What the exercise asks: Rewrite the lines of every entry below as one numbered list, leaving out the blank lines.

Available data:
+++++
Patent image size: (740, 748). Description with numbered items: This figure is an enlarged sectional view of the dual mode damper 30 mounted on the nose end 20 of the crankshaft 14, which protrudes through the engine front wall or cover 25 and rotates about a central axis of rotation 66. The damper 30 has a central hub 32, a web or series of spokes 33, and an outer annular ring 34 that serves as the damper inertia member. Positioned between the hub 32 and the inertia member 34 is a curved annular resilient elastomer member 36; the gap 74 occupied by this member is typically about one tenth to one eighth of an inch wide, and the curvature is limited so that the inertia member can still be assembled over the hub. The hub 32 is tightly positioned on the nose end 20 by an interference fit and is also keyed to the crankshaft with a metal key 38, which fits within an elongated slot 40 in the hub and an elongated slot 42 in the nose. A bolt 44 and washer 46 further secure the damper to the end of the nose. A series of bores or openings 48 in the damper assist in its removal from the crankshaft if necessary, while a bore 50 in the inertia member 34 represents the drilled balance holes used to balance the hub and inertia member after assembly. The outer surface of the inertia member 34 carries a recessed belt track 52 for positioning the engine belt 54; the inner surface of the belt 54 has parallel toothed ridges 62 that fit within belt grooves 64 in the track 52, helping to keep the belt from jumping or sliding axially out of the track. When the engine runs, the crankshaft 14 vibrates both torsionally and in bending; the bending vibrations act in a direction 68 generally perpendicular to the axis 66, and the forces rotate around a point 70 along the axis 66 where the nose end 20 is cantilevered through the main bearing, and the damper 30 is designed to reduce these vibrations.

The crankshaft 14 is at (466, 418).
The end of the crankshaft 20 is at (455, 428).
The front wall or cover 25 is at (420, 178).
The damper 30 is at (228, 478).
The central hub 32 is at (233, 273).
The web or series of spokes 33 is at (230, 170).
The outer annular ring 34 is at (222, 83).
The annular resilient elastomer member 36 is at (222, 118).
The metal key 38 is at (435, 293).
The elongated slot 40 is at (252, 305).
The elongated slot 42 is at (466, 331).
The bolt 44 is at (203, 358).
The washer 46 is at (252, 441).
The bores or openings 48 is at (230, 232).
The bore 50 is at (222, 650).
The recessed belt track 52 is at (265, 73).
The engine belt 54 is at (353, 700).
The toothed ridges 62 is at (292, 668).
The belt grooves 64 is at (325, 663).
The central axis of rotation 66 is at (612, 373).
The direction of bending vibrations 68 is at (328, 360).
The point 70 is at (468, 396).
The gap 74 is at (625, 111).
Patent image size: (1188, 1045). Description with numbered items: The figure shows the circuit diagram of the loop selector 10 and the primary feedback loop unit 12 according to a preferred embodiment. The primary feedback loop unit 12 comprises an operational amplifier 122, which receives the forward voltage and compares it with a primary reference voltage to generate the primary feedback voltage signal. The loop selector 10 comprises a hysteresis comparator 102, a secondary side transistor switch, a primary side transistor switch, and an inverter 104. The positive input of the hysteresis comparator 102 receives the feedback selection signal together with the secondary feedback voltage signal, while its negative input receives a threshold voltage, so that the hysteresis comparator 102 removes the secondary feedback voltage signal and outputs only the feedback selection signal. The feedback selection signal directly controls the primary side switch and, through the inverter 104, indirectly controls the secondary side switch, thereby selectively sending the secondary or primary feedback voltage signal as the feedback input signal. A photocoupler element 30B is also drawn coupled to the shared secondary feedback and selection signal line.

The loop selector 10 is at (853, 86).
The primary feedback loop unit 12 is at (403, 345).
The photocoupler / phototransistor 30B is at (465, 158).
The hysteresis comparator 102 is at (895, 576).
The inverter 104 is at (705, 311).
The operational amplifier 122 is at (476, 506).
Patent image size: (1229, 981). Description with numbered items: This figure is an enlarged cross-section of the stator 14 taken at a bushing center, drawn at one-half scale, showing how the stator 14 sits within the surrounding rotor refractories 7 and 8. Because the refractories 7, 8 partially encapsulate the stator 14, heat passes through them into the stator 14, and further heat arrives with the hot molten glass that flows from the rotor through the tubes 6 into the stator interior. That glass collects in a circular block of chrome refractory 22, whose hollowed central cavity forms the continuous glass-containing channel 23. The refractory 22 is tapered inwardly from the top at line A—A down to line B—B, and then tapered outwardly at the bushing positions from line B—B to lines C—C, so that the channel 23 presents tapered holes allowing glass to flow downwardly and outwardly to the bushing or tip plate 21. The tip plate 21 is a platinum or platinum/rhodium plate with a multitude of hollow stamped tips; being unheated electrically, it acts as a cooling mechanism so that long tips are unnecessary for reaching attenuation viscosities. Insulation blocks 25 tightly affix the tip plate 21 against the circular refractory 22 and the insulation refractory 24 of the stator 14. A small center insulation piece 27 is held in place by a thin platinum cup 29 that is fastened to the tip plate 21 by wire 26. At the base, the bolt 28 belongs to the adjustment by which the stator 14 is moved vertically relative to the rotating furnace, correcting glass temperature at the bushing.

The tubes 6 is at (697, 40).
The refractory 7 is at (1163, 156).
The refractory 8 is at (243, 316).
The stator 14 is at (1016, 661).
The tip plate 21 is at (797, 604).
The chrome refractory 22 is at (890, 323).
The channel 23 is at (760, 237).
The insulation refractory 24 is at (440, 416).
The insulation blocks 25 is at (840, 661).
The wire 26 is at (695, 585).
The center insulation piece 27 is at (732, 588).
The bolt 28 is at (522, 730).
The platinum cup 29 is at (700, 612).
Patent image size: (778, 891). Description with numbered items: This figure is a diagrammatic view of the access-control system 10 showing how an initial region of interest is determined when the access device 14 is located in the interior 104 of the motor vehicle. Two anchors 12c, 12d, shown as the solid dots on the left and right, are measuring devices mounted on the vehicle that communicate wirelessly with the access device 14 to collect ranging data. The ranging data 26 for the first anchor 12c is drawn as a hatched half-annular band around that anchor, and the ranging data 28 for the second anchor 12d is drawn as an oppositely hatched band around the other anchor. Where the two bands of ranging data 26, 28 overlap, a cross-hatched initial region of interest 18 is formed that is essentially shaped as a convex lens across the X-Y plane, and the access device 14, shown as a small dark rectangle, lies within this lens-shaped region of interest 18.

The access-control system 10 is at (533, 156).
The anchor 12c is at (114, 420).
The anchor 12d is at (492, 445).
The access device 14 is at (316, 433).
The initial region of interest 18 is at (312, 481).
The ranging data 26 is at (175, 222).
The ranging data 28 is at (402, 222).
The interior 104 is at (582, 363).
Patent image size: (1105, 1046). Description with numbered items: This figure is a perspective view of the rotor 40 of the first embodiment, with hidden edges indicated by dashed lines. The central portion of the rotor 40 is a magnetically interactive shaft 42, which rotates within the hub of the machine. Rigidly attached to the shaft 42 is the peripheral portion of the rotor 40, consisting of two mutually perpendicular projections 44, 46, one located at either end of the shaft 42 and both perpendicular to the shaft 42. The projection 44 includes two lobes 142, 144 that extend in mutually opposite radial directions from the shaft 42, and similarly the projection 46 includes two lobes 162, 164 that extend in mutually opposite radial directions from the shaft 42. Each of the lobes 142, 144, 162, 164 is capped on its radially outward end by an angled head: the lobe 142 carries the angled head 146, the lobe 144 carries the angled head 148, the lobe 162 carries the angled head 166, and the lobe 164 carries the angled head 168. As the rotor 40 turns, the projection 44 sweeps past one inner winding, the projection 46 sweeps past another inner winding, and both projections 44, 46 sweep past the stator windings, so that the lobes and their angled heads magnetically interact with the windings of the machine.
+++++
Output of the task:
1. Patent image size: (740, 748). Description with numbered items: This figure is an enlarged sectional view of the dual mode damper 30 mounted on the nose end 20 of the crankshaft 14, which protrudes through the engine front wall or cover 25 and rotates about a central axis of rotation 66. The damper 30 has a central hub 32, a web or series of spokes 33, and an outer annular ring 34 that serves as the damper inertia member. Positioned between the hub 32 and the inertia member 34 is a curved annular resilient elastomer member 36; the gap 74 occupied by this member is typically about one tenth to one eighth of an inch wide, and the curvature is limited so that the inertia member can still be assembled over the hub. The hub 32 is tightly positioned on the nose end 20 by an interference fit and is also keyed to the crankshaft with a metal key 38, which fits within an elongated slot 40 in the hub and an elongated slot 42 in the nose. A bolt 44 and washer 46 further secure the damper to the end of the nose. A series of bores or openings 48 in the damper assist in its removal from the crankshaft if necessary, while a bore 50 in the inertia member 34 represents the drilled balance holes used to balance the hub and inertia member after assembly. The outer surface of the inertia member 34 carries a recessed belt track 52 for positioning the engine belt 54; the inner surface of the belt 54 has parallel toothed ridges 62 that fit within belt grooves 64 in the track 52, helping to keep the belt from jumping or sliding axially out of the track. When the engine runs, the crankshaft 14 vibrates both torsionally and in bending; the bending vibrations act in a direction 68 generally perpendicular to the axis 66, and the forces rotate around a point 70 along the axis 66 where the nose end 20 is cantilevered through the main bearing, and the damper 30 is designed to reduce these vibrations.
2. The crankshaft 14 is at (466, 418).
3. The end of the crankshaft 20 is at (455, 428).
4. The front wall or cover 25 is at (420, 178).
5. The damper 30 is at (228, 478).
6. The central hub 32 is at (233, 273).
7. The web or series of spokes 33 is at (230, 170).
8. The outer annular ring 34 is at (222, 83).
9. The annular resilient elastomer member 36 is at (222, 118).
10. The metal key 38 is at (435, 293).
11. The elongated slot 40 is at (252, 305).
12. The elongated slot 42 is at (466, 331).
13. The bolt 44 is at (203, 358).
14. The washer 46 is at (252, 441).
15. The bores or openings 48 is at (230, 232).
16. The bore 50 is at (222, 650).
17. The recessed belt track 52 is at (265, 73).
18. The engine belt 54 is at (353, 700).
19. The toothed ridges 62 is at (292, 668).
20. The belt grooves 64 is at (325, 663).
21. The central axis of rotation 66 is at (612, 373).
22. The direction of bending vibrations 68 is at (328, 360).
23. The point 70 is at (468, 396).
24. The gap 74 is at (625, 111).
25. Patent image size: (1188, 1045). Description with numbered items: The figure shows the circuit diagram of the loop selector 10 and the primary feedback loop unit 12 according to a preferred embodiment. The primary feedback loop unit 12 comprises an operational amplifier 122, which receives the forward voltage and compares it with a primary reference voltage to generate the primary feedback voltage signal. The loop selector 10 comprises a hysteresis comparator 102, a secondary side transistor switch, a primary side transistor switch, and an inverter 104. The positive input of the hysteresis comparator 102 receives the feedback selection signal together with the secondary feedback voltage signal, while its negative input receives a threshold voltage, so that the hysteresis comparator 102 removes the secondary feedback voltage signal and outputs only the feedback selection signal. The feedback selection signal directly controls the primary side switch and, through the inverter 104, indirectly controls the secondary side switch, thereby selectively sending the secondary or primary feedback voltage signal as the feedback input signal. A photocoupler element 30B is also drawn coupled to the shared secondary feedback and selection signal line.
26. The loop selector 10 is at (853, 86).
27. The primary feedback loop unit 12 is at (403, 345).
28. The photocoupler / phototransistor 30B is at (465, 158).
29. The hysteresis comparator 102 is at (895, 576).
30. The inverter 104 is at (705, 311).
31. The operational amplifier 122 is at (476, 506).
32. Patent image size: (1229, 981). Description with numbered items: This figure is an enlarged cross-section of the stator 14 taken at a bushing center, drawn at one-half scale, showing how the stator 14 sits within the surrounding rotor refractories 7 and 8. Because the refractories 7, 8 partially encapsulate the stator 14, heat passes through them into the stator 14, and further heat arrives with the hot molten glass that flows from the rotor through the tubes 6 into the stator interior. That glass collects in a circular block of chrome refractory 22, whose hollowed central cavity forms the continuous glass-containing channel 23. The refractory 22 is tapered inwardly from the top at line A—A down to line B—B, and then tapered outwardly at the bushing positions from line B—B to lines C—C, so that the channel 23 presents tapered holes allowing glass to flow downwardly and outwardly to the bushing or tip plate 21. The tip plate 21 is a platinum or platinum/rhodium plate with a multitude of hollow stamped tips; being unheated electrically, it acts as a cooling mechanism so that long tips are unnecessary for reaching attenuation viscosities. Insulation blocks 25 tightly affix the tip plate 21 against the circular refractory 22 and the insulation refractory 24 of the stator 14. A small center insulation piece 27 is held in place by a thin platinum cup 29 that is fastened to the tip plate 21 by wire 26. At the base, the bolt 28 belongs to the adjustment by which the stator 14 is moved vertically relative to the rotating furnace, correcting glass temperature at the bushing.
33. The tubes 6 is at (697, 40).
34. The refractory 7 is at (1163, 156).
35. The refractory 8 is at (243, 316).
36. The stator 14 is at (1016, 661).
37. The tip plate 21 is at (797, 604).
38. The chrome refractory 22 is at (890, 323).
39. The channel 23 is at (760, 237).
40. The insulation refractory 24 is at (440, 416).
41. The insulation blocks 25 is at (840, 661).
42. The wire 26 is at (695, 585).
43. The center insulation piece 27 is at (732, 588).
44. The bolt 28 is at (522, 730).
45. The platinum cup 29 is at (700, 612).
46. Patent image size: (778, 891). Description with numbered items: This figure is a diagrammatic view of the access-control system 10 showing how an initial region of interest is determined when the access device 14 is located in the interior 104 of the motor vehicle. Two anchors 12c, 12d, shown as the solid dots on the left and right, are measuring devices mounted on the vehicle that communicate wirelessly with the access device 14 to collect ranging data. The ranging data 26 for the first anchor 12c is drawn as a hatched half-annular band around that anchor, and the ranging data 28 for the second anchor 12d is drawn as an oppositely hatched band around the other anchor. Where the two bands of ranging data 26, 28 overlap, a cross-hatched initial region of interest 18 is formed that is essentially shaped as a convex lens across the X-Y plane, and the access device 14, shown as a small dark rectangle, lies within this lens-shaped region of interest 18.
47. The access-control system 10 is at (533, 156).
48. The anchor 12c is at (114, 420).
49. The anchor 12d is at (492, 445).
50. The access device 14 is at (316, 433).
51. The initial region of interest 18 is at (312, 481).
52. The ranging data 26 is at (175, 222).
53. The ranging data 28 is at (402, 222).
54. The interior 104 is at (582, 363).
55. Patent image size: (1105, 1046). Description with numbered items: This figure is a perspective view of the rotor 40 of the first embodiment, with hidden edges indicated by dashed lines. The central portion of the rotor 40 is a magnetically interactive shaft 42, which rotates within the hub of the machine. Rigidly attached to the shaft 42 is the peripheral portion of the rotor 40, consisting of two mutually perpendicular projections 44, 46, one located at either end of the shaft 42 and both perpendicular to the shaft 42. The projection 44 includes two lobes 142, 144 that extend in mutually opposite radial directions from the shaft 42, and similarly the projection 46 includes two lobes 162, 164 that extend in mutually opposite radial directions from the shaft 42. Each of the lobes 142, 144, 162, 164 is capped on its radially outward end by an angled head: the lobe 142 carries the angled head 146, the lobe 144 carries the angled head 148, the lobe 162 carries the angled head 166, and the lobe 164 carries the angled head 168. As the rotor 40 turns, the projection 44 sweeps past one inner winding, the projection 46 sweeps past another inner winding, and both projections 44, 46 sweep past the stator windings, so that the lobes and their angled heads magnetically interact with the windings of the machine.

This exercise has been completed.